Data section ->
•••
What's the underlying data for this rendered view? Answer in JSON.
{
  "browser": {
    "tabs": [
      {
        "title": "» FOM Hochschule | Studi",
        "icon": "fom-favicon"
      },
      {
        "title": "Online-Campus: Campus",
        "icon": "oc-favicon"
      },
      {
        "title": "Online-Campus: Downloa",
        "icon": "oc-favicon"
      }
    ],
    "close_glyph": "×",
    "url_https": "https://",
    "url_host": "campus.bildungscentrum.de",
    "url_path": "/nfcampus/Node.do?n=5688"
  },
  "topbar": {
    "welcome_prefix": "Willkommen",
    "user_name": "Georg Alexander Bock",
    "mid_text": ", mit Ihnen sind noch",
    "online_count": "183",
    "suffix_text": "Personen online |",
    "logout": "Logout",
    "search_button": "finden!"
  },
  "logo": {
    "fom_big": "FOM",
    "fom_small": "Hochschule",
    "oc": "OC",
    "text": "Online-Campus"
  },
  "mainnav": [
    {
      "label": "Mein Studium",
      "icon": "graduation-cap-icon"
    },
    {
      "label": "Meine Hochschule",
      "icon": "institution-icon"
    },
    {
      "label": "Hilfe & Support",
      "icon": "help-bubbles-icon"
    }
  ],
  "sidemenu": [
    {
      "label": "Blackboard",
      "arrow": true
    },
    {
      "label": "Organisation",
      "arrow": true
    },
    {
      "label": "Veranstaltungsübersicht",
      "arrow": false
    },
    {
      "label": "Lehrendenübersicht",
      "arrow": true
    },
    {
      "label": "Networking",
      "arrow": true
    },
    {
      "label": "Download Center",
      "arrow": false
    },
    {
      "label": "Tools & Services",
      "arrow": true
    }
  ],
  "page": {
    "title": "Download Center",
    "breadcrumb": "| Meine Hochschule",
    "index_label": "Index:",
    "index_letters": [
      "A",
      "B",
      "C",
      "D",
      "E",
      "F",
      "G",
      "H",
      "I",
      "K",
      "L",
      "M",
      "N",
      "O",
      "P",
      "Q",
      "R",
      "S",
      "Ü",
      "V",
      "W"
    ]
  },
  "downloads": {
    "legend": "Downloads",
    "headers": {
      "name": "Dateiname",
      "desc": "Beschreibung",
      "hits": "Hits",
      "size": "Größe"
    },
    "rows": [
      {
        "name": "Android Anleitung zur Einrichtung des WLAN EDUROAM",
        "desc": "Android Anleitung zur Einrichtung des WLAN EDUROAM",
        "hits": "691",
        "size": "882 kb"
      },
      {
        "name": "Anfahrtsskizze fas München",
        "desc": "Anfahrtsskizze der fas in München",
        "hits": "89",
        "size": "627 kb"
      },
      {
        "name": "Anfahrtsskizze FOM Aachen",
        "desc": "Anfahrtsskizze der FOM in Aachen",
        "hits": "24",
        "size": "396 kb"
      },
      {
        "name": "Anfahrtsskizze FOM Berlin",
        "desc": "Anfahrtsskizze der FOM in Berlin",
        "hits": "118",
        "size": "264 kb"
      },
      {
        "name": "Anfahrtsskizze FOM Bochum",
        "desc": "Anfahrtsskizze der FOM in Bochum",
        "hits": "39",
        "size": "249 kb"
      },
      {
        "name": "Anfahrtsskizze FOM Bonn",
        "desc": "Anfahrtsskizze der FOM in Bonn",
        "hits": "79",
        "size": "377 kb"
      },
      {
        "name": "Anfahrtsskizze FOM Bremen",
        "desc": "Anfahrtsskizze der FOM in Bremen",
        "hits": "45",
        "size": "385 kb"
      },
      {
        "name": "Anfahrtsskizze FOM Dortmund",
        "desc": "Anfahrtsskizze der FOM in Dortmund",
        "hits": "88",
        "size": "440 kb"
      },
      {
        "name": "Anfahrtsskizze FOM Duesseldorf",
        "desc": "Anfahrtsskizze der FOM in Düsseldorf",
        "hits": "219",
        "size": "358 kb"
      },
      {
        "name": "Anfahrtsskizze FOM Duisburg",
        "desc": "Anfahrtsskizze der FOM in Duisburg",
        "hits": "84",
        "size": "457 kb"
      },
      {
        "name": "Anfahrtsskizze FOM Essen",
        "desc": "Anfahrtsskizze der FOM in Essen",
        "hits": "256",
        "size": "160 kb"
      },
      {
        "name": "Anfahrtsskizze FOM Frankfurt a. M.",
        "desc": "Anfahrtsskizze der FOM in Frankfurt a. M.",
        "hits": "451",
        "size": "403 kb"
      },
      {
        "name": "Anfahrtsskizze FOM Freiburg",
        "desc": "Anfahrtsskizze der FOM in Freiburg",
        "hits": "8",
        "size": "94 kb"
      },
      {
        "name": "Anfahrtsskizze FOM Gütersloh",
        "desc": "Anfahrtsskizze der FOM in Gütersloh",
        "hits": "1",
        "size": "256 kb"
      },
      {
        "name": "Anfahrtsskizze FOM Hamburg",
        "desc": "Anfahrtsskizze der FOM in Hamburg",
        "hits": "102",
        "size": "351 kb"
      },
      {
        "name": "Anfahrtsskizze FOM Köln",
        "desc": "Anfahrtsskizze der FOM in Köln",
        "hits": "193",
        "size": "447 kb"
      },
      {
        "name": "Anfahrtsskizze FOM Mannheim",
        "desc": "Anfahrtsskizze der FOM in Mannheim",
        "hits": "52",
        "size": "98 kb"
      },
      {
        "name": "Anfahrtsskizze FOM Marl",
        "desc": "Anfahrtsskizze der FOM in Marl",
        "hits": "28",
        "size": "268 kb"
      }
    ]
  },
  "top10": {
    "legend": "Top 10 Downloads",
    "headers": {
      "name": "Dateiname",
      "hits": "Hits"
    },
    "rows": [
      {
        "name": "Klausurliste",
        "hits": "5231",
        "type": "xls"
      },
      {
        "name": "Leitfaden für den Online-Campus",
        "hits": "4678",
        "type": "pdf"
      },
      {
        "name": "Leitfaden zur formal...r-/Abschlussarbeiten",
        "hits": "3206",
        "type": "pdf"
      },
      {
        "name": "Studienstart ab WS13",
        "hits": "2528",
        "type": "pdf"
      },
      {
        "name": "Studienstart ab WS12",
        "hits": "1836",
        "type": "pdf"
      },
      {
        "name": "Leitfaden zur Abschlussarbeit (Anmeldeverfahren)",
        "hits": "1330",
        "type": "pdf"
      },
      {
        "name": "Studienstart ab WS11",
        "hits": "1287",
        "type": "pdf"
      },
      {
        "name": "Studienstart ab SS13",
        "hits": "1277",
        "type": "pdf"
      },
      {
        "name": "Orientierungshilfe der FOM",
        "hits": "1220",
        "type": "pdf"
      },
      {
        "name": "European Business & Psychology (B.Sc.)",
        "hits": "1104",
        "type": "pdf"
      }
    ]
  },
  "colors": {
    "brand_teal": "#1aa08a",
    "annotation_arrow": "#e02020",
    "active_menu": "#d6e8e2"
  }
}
•••
Given problem -> Go through the records above and retype each one exactly.

Expected output ->
What's the underlying data for this rendered view? Answer in JSON.
{
  "browser": {
    "tabs": [
      {
        "title": "» FOM Hochschule | Studi",
        "icon": "fom-favicon"
      },
      {
        "title": "Online-Campus: Campus",
        "icon": "oc-favicon"
      },
      {
        "title": "Online-Campus: Downloa",
        "icon": "oc-favicon"
      }
    ],
    "close_glyph": "×",
    "url_https": "https://",
    "url_host": "campus.bildungscentrum.de",
    "url_path": "/nfcampus/Node.do?n=5688"
  },
  "topbar": {
    "welcome_prefix": "Willkommen",
    "user_name": "Georg Alexander Bock",
    "mid_text": ", mit Ihnen sind noch",
    "online_count": "183",
    "suffix_text": "Personen online |",
    "logout": "Logout",
    "search_button": "finden!"
  },
  "logo": {
    "fom_big": "FOM",
    "fom_small": "Hochschule",
    "oc": "OC",
    "text": "Online-Campus"
  },
  "mainnav": [
    {
      "label": "Mein Studium",
      "icon": "graduation-cap-icon"
    },
    {
      "label": "Meine Hochschule",
      "icon": "institution-icon"
    },
    {
      "label": "Hilfe & Support",
      "icon": "help-bubbles-icon"
    }
  ],
  "sidemenu": [
    {
      "label": "Blackboard",
      "arrow": true
    },
    {
      "label": "Organisation",
      "arrow": true
    },
    {
      "label": "Veranstaltungsübersicht",
      "arrow": false
    },
    {
      "label": "Lehrendenübersicht",
      "arrow": true
    },
    {
      "label": "Networking",
      "arrow": true
    },
    {
      "label": "Download Center",
      "arrow": false
    },
    {
      "label": "Tools & Services",
      "arrow": true
    }
  ],
  "page": {
    "title": "Download Center",
    "breadcrumb": "| Meine Hochschule",
    "index_label": "Index:",
    "index_letters": [
      "A",
      "B",
      "C",
      "D",
      "E",
      "F",
      "G",
      "H",
      "I",
      "K",
      "L",
      "M",
      "N",
      "O",
      "P",
      "Q",
      "R",
      "S",
      "Ü",
      "V",
      "W"
    ]
  },
  "downloads": {
    "legend": "Downloads",
    "headers": {
      "name": "Dateiname",
      "desc": "Beschreibung",
      "hits": "Hits",
      "size": "Größe"
    },
    "rows": [
      {
        "name": "Android Anleitung zur Einrichtung des WLAN EDUROAM",
        "desc": "Android Anleitung zur Einrichtung des WLAN EDUROAM",
        "hits": "691",
        "size": "882 kb"
      },
      {
        "name": "Anfahrtsskizze fas München",
        "desc": "Anfahrtsskizze der fas in München",
        "hits": "89",
        "size": "627 kb"
      },
      {
        "name": "Anfahrtsskizze FOM Aachen",
        "desc": "Anfahrtsskizze der FOM in Aachen",
        "hits": "24",
        "size": "396 kb"
      },
      {
        "name": "Anfahrtsskizze FOM Berlin",
        "desc": "Anfahrtsskizze der FOM in Berlin",
        "hits": "118",
        "size": "264 kb"
      },
      {
        "name": "Anfahrtsskizze FOM Bochum",
        "desc": "Anfahrtsskizze der FOM in Bochum",
        "hits": "39",
        "size": "249 kb"
      },
      {
        "name": "Anfahrtsskizze FOM Bonn",
        "desc": "Anfahrtsskizze der FOM in Bonn",
        "hits": "79",
        "size": "377 kb"
      },
      {
        "name": "Anfahrtsskizze FOM Bremen",
        "desc": "Anfahrtsskizze der FOM in Bremen",
        "hits": "45",
        "size": "385 kb"
      },
      {
        "name": "Anfahrtsskizze FOM Dortmund",
        "desc": "Anfahrtsskizze der FOM in Dortmund",
        "hits": "88",
        "size": "440 kb"
      },
      {
        "name": "Anfahrtsskizze FOM Duesseldorf",
        "desc": "Anfahrtsskizze der FOM in Düsseldorf",
        "hits": "219",
        "size": "358 kb"
      },
      {
        "name": "Anfahrtsskizze FOM Duisburg",
        "desc": "Anfahrtsskizze der FOM in Duisburg",
        "hits": "84",
        "size": "457 kb"
      },
      {
        "name": "Anfahrtsskizze FOM Essen",
        "desc": "Anfahrtsskizze der FOM in Essen",
        "hits": "256",
        "size": "160 kb"
      },
      {
        "name": "Anfahrtsskizze FOM Frankfurt a. M.",
        "desc": "Anfahrtsskizze der FOM in Frankfurt a. M.",
        "hits": "451",
        "size": "403 kb"
      },
      {
        "name": "Anfahrtsskizze FOM Freiburg",
        "desc": "Anfahrtsskizze der FOM in Freiburg",
        "hits": "8",
        "size": "94 kb"
      },
      {
        "name": "Anfahrtsskizze FOM Gütersloh",
        "desc": "Anfahrtsskizze der FOM in Gütersloh",
        "hits": "1",
        "size": "256 kb"
      },
      {
        "name": "Anfahrtsskizze FOM Hamburg",
        "desc": "Anfahrtsskizze der FOM in Hamburg",
        "hits": "102",
        "size": "351 kb"
      },
      {
        "name": "Anfahrtsskizze FOM Köln",
        "desc": "Anfahrtsskizze der FOM in Köln",
        "hits": "193",
        "size": "447 kb"
      },
      {
        "name": "Anfahrtsskizze FOM Mannheim",
        "desc": "Anfahrtsskizze der FOM in Mannheim",
        "hits": "52",
        "size": "98 kb"
      },
      {
        "name": "Anfahrtsskizze FOM Marl",
        "desc": "Anfahrtsskizze der FOM in Marl",
        "hits": "28",
        "size": "268 kb"
      }
    ]
  },
  "top10": {
    "legend": "Top 10 Downloads",
    "headers": {
      "name": "Dateiname",
      "hits": "Hits"
    },
    "rows": [
      {
        "name": "Klausurliste",
        "hits": "5231",
        "type": "xls"
      },
      {
        "name": "Leitfaden für den Online-Campus",
        "hits": "4678",
        "type": "pdf"
      },
      {
        "name": "Leitfaden zur formal...r-/Abschlussarbeiten",
        "hits": "3206",
        "type": "pdf"
      },
      {
        "name": "Studienstart ab WS13",
        "hits": "2528",
        "type": "pdf"
      },
      {
        "name": "Studienstart ab WS12",
        "hits": "1836",
        "type": "pdf"
      },
      {
        "name": "Leitfaden zur Abschlussarbeit (Anmeldeverfahren)",
        "hits": "1330",
        "type": "pdf"
      },
      {
        "name": "Studienstart ab WS11",
        "hits": "1287",
        "type": "pdf"
      },
      {
        "name": "Studienstart ab SS13",
        "hits": "1277",
        "type": "pdf"
      },
      {
        "name": "Orientierungshilfe der FOM",
        "hits": "1220",
        "type": "pdf"
      },
      {
        "name": "European Business & Psychology (B.Sc.)",
        "hits": "1104",
        "type": "pdf"
      }
    ]
  },
  "colors": {
    "brand_teal": "#1aa08a",
    "annotation_arrow": "#e02020",
    "active_menu": "#d6e8e2"
  }
}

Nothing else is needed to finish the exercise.